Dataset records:
* begin *

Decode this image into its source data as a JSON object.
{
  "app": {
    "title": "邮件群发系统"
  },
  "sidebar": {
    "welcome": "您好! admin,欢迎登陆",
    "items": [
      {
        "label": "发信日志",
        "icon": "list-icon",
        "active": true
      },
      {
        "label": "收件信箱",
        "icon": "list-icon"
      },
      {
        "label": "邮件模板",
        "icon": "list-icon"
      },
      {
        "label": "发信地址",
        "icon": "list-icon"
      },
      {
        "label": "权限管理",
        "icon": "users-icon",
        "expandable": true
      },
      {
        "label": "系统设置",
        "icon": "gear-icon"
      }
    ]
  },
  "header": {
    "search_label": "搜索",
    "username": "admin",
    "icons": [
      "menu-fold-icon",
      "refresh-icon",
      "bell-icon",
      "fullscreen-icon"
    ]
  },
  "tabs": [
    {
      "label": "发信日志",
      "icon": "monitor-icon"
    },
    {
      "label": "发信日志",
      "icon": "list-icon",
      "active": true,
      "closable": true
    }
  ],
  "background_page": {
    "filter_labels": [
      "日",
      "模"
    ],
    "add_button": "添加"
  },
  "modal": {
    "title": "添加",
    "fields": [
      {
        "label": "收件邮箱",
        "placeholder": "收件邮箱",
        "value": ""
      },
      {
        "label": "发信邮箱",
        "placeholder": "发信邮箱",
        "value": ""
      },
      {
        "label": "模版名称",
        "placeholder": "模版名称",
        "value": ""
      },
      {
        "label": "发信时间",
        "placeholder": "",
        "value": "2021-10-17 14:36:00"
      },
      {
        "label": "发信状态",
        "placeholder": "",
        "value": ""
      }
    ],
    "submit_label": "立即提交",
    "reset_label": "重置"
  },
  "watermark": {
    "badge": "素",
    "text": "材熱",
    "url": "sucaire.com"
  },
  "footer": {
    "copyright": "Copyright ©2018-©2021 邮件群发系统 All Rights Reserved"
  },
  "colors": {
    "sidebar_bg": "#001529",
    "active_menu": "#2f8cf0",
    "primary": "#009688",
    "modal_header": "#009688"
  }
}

* end *

**Written task**: Write out the complete set of records exactly as given.

**Output below**:
Decode this image into its source data as a JSON object.
{
  "app": {
    "title": "邮件群发系统"
  },
  "sidebar": {
    "welcome": "您好! admin,欢迎登陆",
    "items": [
      {
        "label": "发信日志",
        "icon": "list-icon",
        "active": true
      },
      {
        "label": "收件信箱",
        "icon": "list-icon"
      },
      {
        "label": "邮件模板",
        "icon": "list-icon"
      },
      {
        "label": "发信地址",
        "icon": "list-icon"
      },
      {
        "label": "权限管理",
        "icon": "users-icon",
        "expandable": true
      },
      {
        "label": "系统设置",
        "icon": "gear-icon"
      }
    ]
  },
  "header": {
    "search_label": "搜索",
    "username": "admin",
    "icons": [
      "menu-fold-icon",
      "refresh-icon",
      "bell-icon",
      "fullscreen-icon"
    ]
  },
  "tabs": [
    {
      "label": "发信日志",
      "icon": "monitor-icon"
    },
    {
      "label": "发信日志",
      "icon": "list-icon",
      "active": true,
      "closable": true
    }
  ],
  "background_page": {
    "filter_labels": [
      "日",
      "模"
    ],
    "add_button": "添加"
  },
  "modal": {
    "title": "添加",
    "fields": [
      {
        "label": "收件邮箱",
        "placeholder": "收件邮箱",
        "value": ""
      },
      {
        "label": "发信邮箱",
        "placeholder": "发信邮箱",
        "value": ""
      },
      {
        "label": "模版名称",
        "placeholder": "模版名称",
        "value": ""
      },
      {
        "label": "发信时间",
        "placeholder": "",
        "value": "2021-10-17 14:36:00"
      },
      {
        "label": "发信状态",
        "placeholder": "",
        "value": ""
      }
    ],
    "submit_label": "立即提交",
    "reset_label": "重置"
  },
  "watermark": {
    "badge": "素",
    "text": "材熱",
    "url": "sucaire.com"
  },
  "footer": {
    "copyright": "Copyright ©2018-©2021 邮件群发系统 All Rights Reserved"
  },
  "colors": {
    "sidebar_bg": "#001529",
    "active_menu": "#2f8cf0",
    "primary": "#009688",
    "modal_header": "#009688"
  }
}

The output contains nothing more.